Pull every line of the entries that has the word "this".

··· Source material ···

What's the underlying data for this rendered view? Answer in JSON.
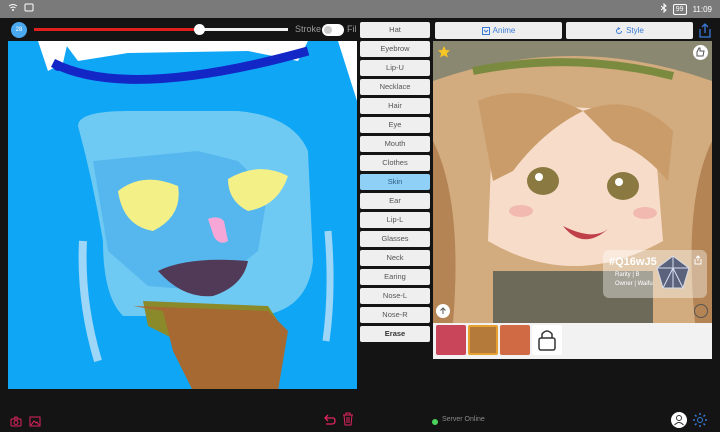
{
  "status_bar": {
    "battery": "99",
    "time": "11:09"
  },
  "toolbar": {
    "brush_size": "28",
    "stroke_label": "Stroke",
    "fill_label": "Fill"
  },
  "parts": [
    {
      "label": "Hat"
    },
    {
      "label": "Eyebrow"
    },
    {
      "label": "Lip-U"
    },
    {
      "label": "Necklace"
    },
    {
      "label": "Hair"
    },
    {
      "label": "Eye"
    },
    {
      "label": "Mouth"
    },
    {
      "label": "Clothes"
    },
    {
      "label": "Skin",
      "active": true
    },
    {
      "label": "Ear"
    },
    {
      "label": "Lip-L"
    },
    {
      "label": "Glasses"
    },
    {
      "label": "Neck"
    },
    {
      "label": "Earing"
    },
    {
      "label": "Nose-L"
    },
    {
      "label": "Nose-R"
    }
  ],
  "erase_label": "Erase",
  "right_panel": {
    "anime_label": "Anime",
    "style_label": "Style",
    "card": {
      "id": "#Q16wJ5",
      "rarity": "Rarity | B",
      "owner": "Owner | Waifu"
    }
  },
  "footer": {
    "server_status": "Server Online"
  },
  "colors": {
    "accent": "#3a7bd5",
    "slider": "#e01f1f",
    "active_part": "#8fd0f7",
    "server_ok": "#4bd35b",
    "icon_red": "#e0245e"
  }
}
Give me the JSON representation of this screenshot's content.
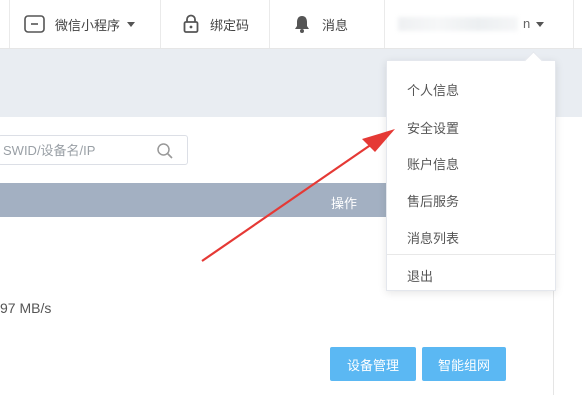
{
  "topbar": {
    "mini_program_label": "微信小程序",
    "bind_code_label": "绑定码",
    "messages_label": "消息",
    "user_suffix": "n"
  },
  "search": {
    "placeholder": "SWID/设备名/IP"
  },
  "table": {
    "header_operation": "操作"
  },
  "row": {
    "speed_text": "97 MB/s"
  },
  "buttons": {
    "device_manage": "设备管理",
    "smart_network": "智能组网"
  },
  "user_menu": {
    "items": [
      "个人信息",
      "安全设置",
      "账户信息",
      "售后服务",
      "消息列表"
    ],
    "logout": "退出"
  },
  "colors": {
    "header_bg": "#a3b0c2",
    "button_bg": "#5bb8f3",
    "annotation_arrow": "#e53935"
  }
}
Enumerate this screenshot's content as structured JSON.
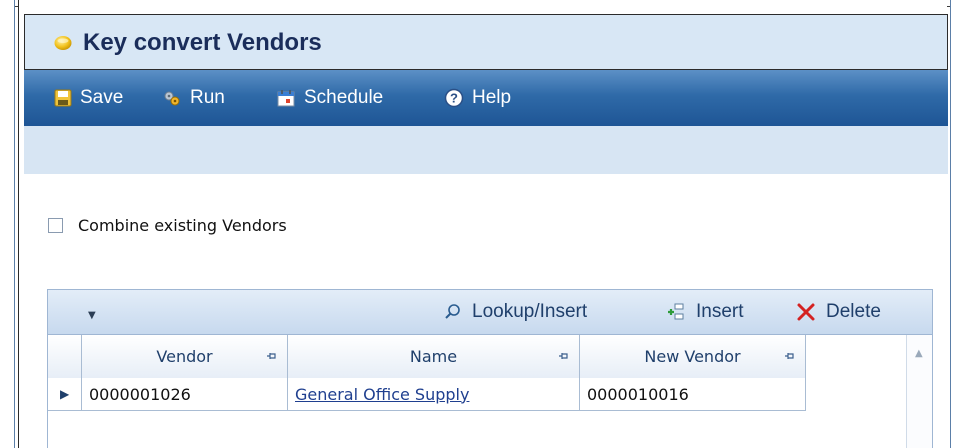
{
  "window": {
    "title": "Key convert Vendors",
    "title_icon": "yellow-circle-icon"
  },
  "toolbar": {
    "items": [
      {
        "label": "Save",
        "icon": "save-icon"
      },
      {
        "label": "Run",
        "icon": "gears-icon"
      },
      {
        "label": "Schedule",
        "icon": "calendar-icon"
      },
      {
        "label": "Help",
        "icon": "help-icon"
      }
    ]
  },
  "options": {
    "combine_label": "Combine existing Vendors",
    "combine_checked": false
  },
  "grid": {
    "toolbar": {
      "lookup_insert": "Lookup/Insert",
      "insert": "Insert",
      "delete": "Delete"
    },
    "columns": [
      "Vendor",
      "Name",
      "New Vendor"
    ],
    "rows": [
      {
        "vendor": "0000001026",
        "name": "General Office Supply",
        "new_vendor": "0000010016"
      }
    ]
  },
  "colors": {
    "toolbar_bg": "#2f6aa8",
    "title_bg": "#d8e7f5",
    "accent_text": "#1f3f6b"
  }
}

···

Result below ->
What's the underlying data for this rendered view? Answer in JSON.
Give me the JSON representation of this screenshot's content.
Enumerate this screenshot's content as structured JSON.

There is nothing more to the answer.